Copy out each line of the listing that has the word "this" in it.

## START

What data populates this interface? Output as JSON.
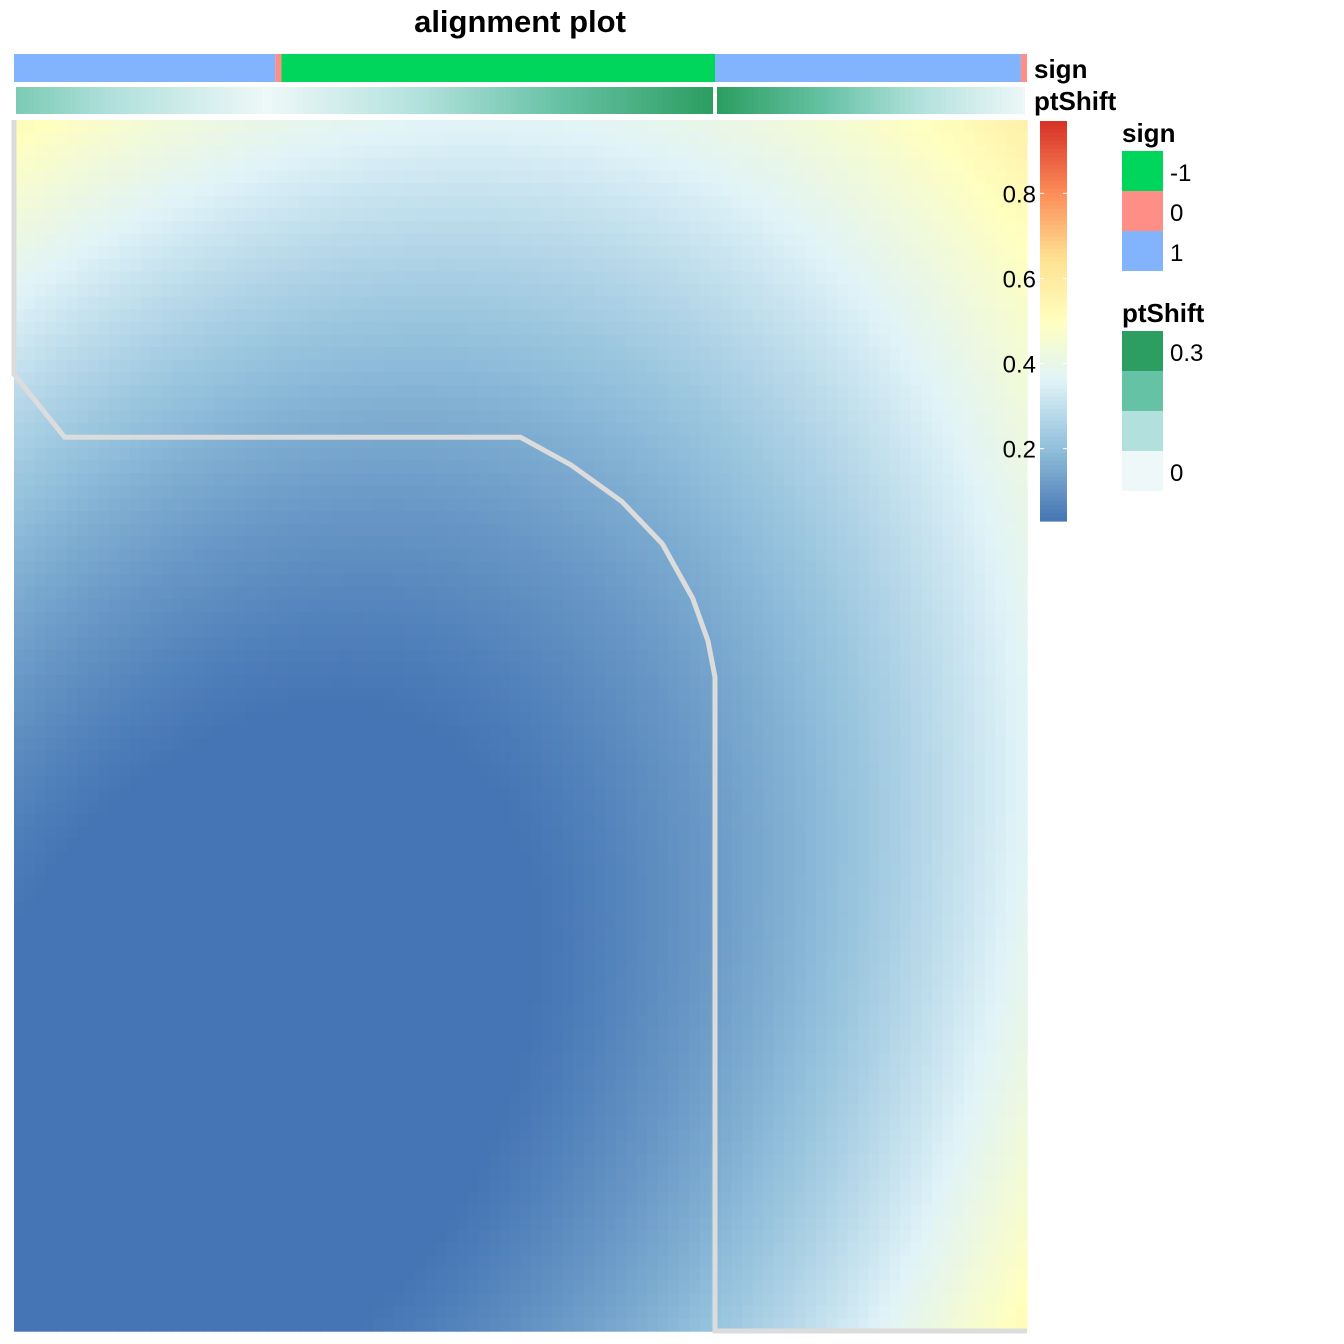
{
  "chart_data": {
    "type": "heatmap",
    "title": "alignment plot",
    "annotations": {
      "sign": {
        "label": "sign",
        "segments": [
          {
            "value": "1",
            "from": 0.0,
            "to": 0.258
          },
          {
            "value": "0",
            "from": 0.258,
            "to": 0.264
          },
          {
            "value": "-1",
            "from": 0.264,
            "to": 0.692
          },
          {
            "value": "1",
            "from": 0.692,
            "to": 0.994
          },
          {
            "value": "0",
            "from": 0.994,
            "to": 1.0
          }
        ]
      },
      "ptShift": {
        "label": "ptShift",
        "profile": [
          {
            "pos": 0.0,
            "value": 0.2
          },
          {
            "pos": 0.25,
            "value": 0.0
          },
          {
            "pos": 0.69,
            "value": 0.35
          },
          {
            "pos": 0.695,
            "value": 0.35
          },
          {
            "pos": 1.0,
            "value": 0.0
          }
        ]
      }
    },
    "color_scale": {
      "min": 0.03,
      "max": 0.97,
      "stops": [
        {
          "value": 0.03,
          "color": "#4575b4"
        },
        {
          "value": 0.2,
          "color": "#91bfdb"
        },
        {
          "value": 0.36,
          "color": "#e0f3f8"
        },
        {
          "value": 0.5,
          "color": "#ffffbf"
        },
        {
          "value": 0.65,
          "color": "#fee090"
        },
        {
          "value": 0.8,
          "color": "#fc8d59"
        },
        {
          "value": 0.97,
          "color": "#d73027"
        }
      ],
      "ticks": [
        "0.8",
        "0.6",
        "0.4",
        "0.2"
      ],
      "tick_values": [
        0.8,
        0.6,
        0.4,
        0.2
      ]
    },
    "alignment_path": [
      [
        0.0,
        0.0
      ],
      [
        0.0,
        0.21
      ],
      [
        0.05,
        0.262
      ],
      [
        0.5,
        0.262
      ],
      [
        0.55,
        0.285
      ],
      [
        0.6,
        0.315
      ],
      [
        0.64,
        0.35
      ],
      [
        0.67,
        0.395
      ],
      [
        0.685,
        0.43
      ],
      [
        0.692,
        0.46
      ],
      [
        0.692,
        1.0
      ],
      [
        1.0,
        1.0
      ]
    ],
    "legends": {
      "sign": {
        "title": "sign",
        "items": [
          {
            "label": "-1",
            "color": "#00d65c"
          },
          {
            "label": "0",
            "color": "#ff8f86"
          },
          {
            "label": "1",
            "color": "#82b4fd"
          }
        ]
      },
      "ptShift": {
        "title": "ptShift",
        "items": [
          {
            "label": "0.3",
            "color": "#2c9e61"
          },
          {
            "label": "",
            "color": "#66c2a4"
          },
          {
            "label": "",
            "color": "#b2e1dd"
          },
          {
            "label": "0",
            "color": "#eef8f8"
          }
        ]
      }
    }
  },
  "colors": {
    "path": "#dcdcdc"
  }
}
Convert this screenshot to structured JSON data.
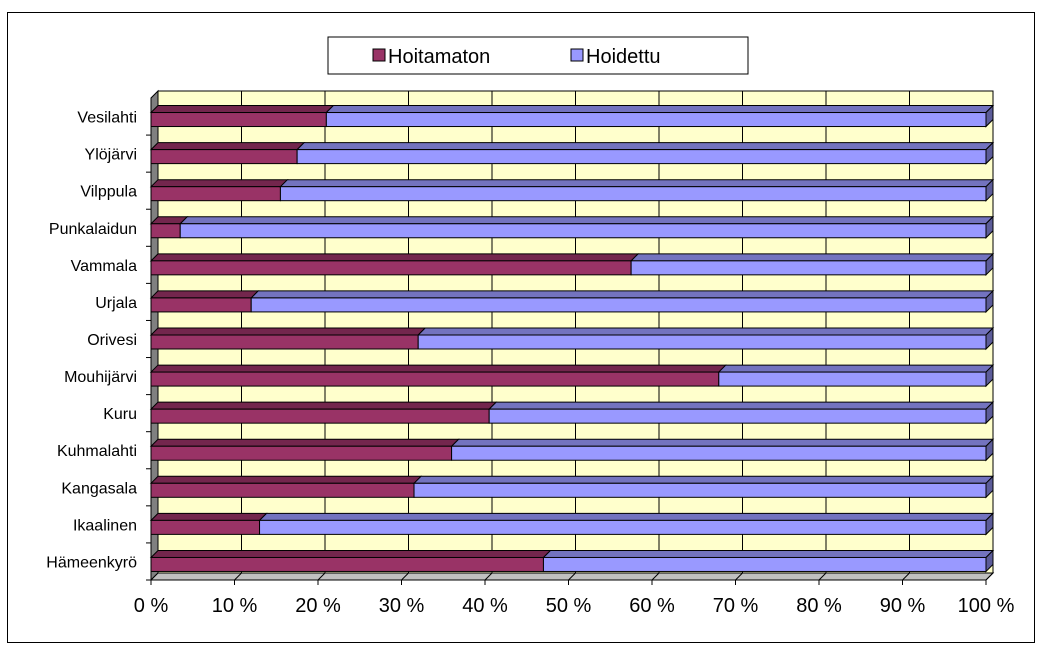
{
  "chart_data": {
    "type": "bar",
    "orientation": "horizontal",
    "stacked": "percent",
    "categories": [
      "Hämeenkyrö",
      "Ikaalinen",
      "Kangasala",
      "Kuhmalahti",
      "Kuru",
      "Mouhijärvi",
      "Orivesi",
      "Urjala",
      "Vammala",
      "Punkalaidun",
      "Vilppula",
      "Ylöjärvi",
      "Vesilahti"
    ],
    "series": [
      {
        "name": "Hoitamaton",
        "color": "#993366",
        "values": [
          47,
          13,
          31.5,
          36,
          40.5,
          68,
          32,
          12,
          57.5,
          3.5,
          15.5,
          17.5,
          21
        ]
      },
      {
        "name": "Hoidettu",
        "color": "#9999ff",
        "values": [
          53,
          87,
          68.5,
          64,
          59.5,
          32,
          68,
          88,
          42.5,
          96.5,
          84.5,
          82.5,
          79
        ]
      }
    ],
    "xlim": [
      0,
      100
    ],
    "x_ticks": [
      "0 %",
      "10 %",
      "20 %",
      "30 %",
      "40 %",
      "50 %",
      "60 %",
      "70 %",
      "80 %",
      "90 %",
      "100 %"
    ],
    "grid": true,
    "legend_position": "top",
    "plot_background": "#ffffcc",
    "three_d": true
  }
}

## END

Finished answer:
What data populates this interface? Output as JSON.
Convert this screenshot to structured JSON data.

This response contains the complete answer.